▸ **YOUR TASK**:
For the listing below, give the number of lines in which "meta" occurs. Add nothing.

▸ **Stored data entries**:
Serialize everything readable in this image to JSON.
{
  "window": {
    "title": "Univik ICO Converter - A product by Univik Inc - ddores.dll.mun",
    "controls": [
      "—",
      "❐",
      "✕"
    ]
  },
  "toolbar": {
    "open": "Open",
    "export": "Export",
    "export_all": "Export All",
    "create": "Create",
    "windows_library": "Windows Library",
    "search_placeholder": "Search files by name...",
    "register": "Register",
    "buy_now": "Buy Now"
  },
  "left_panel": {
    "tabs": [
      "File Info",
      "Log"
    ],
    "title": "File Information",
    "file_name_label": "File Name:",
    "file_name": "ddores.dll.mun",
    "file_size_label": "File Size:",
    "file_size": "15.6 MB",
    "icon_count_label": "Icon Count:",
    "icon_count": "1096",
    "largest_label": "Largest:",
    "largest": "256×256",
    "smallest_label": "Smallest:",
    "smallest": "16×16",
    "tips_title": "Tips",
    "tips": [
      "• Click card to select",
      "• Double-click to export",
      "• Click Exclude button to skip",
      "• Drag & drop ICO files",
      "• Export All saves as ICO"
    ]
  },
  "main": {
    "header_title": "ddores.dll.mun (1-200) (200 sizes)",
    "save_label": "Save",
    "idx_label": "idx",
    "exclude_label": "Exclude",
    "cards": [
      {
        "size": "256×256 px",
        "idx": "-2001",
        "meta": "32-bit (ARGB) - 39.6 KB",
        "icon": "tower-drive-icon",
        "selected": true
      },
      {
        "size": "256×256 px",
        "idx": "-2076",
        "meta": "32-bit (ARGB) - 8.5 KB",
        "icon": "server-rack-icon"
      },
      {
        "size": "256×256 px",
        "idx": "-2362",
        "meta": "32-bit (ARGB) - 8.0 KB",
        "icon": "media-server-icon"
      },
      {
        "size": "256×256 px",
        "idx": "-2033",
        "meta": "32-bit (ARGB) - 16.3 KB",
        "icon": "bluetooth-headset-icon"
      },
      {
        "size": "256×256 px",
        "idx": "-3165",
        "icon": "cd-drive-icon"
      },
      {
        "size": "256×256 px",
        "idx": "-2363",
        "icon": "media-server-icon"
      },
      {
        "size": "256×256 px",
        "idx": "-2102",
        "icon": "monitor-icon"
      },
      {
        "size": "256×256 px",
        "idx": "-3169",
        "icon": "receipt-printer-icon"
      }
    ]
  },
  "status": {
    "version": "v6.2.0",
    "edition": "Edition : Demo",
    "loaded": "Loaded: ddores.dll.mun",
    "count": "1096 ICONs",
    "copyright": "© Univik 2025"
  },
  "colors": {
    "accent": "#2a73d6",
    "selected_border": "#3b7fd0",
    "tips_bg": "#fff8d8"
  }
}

▸ **FINISHED ANSWER**:
4